Data section:

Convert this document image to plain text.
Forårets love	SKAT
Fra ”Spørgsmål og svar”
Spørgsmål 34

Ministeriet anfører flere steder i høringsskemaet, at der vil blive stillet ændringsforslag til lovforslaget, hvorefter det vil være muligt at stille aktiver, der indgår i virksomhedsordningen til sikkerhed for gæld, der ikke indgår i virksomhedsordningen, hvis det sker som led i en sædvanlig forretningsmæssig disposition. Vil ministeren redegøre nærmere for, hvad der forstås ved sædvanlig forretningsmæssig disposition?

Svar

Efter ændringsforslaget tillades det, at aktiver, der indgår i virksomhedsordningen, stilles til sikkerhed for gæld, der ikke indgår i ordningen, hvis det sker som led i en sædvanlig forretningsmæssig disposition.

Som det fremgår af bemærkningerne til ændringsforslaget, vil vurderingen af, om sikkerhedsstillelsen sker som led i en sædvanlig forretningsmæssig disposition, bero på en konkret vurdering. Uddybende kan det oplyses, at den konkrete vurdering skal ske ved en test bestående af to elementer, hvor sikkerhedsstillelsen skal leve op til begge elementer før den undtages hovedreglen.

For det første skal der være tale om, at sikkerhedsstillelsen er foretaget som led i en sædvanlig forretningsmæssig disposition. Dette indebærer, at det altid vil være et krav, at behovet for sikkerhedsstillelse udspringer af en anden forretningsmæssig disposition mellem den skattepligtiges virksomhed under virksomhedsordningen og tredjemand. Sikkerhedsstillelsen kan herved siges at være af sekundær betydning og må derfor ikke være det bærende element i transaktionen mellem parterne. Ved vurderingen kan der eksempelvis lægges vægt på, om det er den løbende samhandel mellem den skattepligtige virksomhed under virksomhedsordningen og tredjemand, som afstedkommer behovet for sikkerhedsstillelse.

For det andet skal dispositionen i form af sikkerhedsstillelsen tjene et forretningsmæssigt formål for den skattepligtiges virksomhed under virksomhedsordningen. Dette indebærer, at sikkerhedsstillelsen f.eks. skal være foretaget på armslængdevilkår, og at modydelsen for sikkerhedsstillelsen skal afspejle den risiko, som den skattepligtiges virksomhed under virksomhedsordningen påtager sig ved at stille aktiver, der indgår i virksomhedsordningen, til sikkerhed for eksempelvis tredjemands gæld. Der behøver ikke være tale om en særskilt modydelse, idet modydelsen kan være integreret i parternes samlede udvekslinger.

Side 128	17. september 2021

Task prompt:
Copy each line of the data exactly, leaving nothing out.

Exercise result:
Convert this document image to plain text.
Forårets love	SKAT
Fra ”Spørgsmål og svar”
Spørgsmål 34

Ministeriet anfører flere steder i høringsskemaet, at der vil blive stillet ændringsforslag til lovforslaget, hvorefter det vil være muligt at stille aktiver, der indgår i virksomhedsordningen til sikkerhed for gæld, der ikke indgår i virksomhedsordningen, hvis det sker som led i en sædvanlig forretningsmæssig disposition. Vil ministeren redegøre nærmere for, hvad der forstås ved sædvanlig forretningsmæssig disposition?

Svar

Efter ændringsforslaget tillades det, at aktiver, der indgår i virksomhedsordningen, stilles til sikkerhed for gæld, der ikke indgår i ordningen, hvis det sker som led i en sædvanlig forretningsmæssig disposition.

Som det fremgår af bemærkningerne til ændringsforslaget, vil vurderingen af, om sikkerhedsstillelsen sker som led i en sædvanlig forretningsmæssig disposition, bero på en konkret vurdering. Uddybende kan det oplyses, at den konkrete vurdering skal ske ved en test bestående af to elementer, hvor sikkerhedsstillelsen skal leve op til begge elementer før den undtages hovedreglen.

For det første skal der være tale om, at sikkerhedsstillelsen er foretaget som led i en sædvanlig forretningsmæssig disposition. Dette indebærer, at det altid vil være et krav, at behovet for sikkerhedsstillelse udspringer af en anden forretningsmæssig disposition mellem den skattepligtiges virksomhed under virksomhedsordningen og tredjemand. Sikkerhedsstillelsen kan herved siges at være af sekundær betydning og må derfor ikke være det bærende element i transaktionen mellem parterne. Ved vurderingen kan der eksempelvis lægges vægt på, om det er den løbende samhandel mellem den skattepligtige virksomhed under virksomhedsordningen og tredjemand, som afstedkommer behovet for sikkerhedsstillelse.

For det andet skal dispositionen i form af sikkerhedsstillelsen tjene et forretningsmæssigt formål for den skattepligtiges virksomhed under virksomhedsordningen. Dette indebærer, at sikkerhedsstillelsen f.eks. skal være foretaget på armslængdevilkår, og at modydelsen for sikkerhedsstillelsen skal afspejle den risiko, som den skattepligtiges virksomhed under virksomhedsordningen påtager sig ved at stille aktiver, der indgår i virksomhedsordningen, til sikkerhed for eksempelvis tredjemands gæld. Der behøver ikke være tale om en særskilt modydelse, idet modydelsen kan være integreret i parternes samlede udvekslinger.

Side 128	17. september 2021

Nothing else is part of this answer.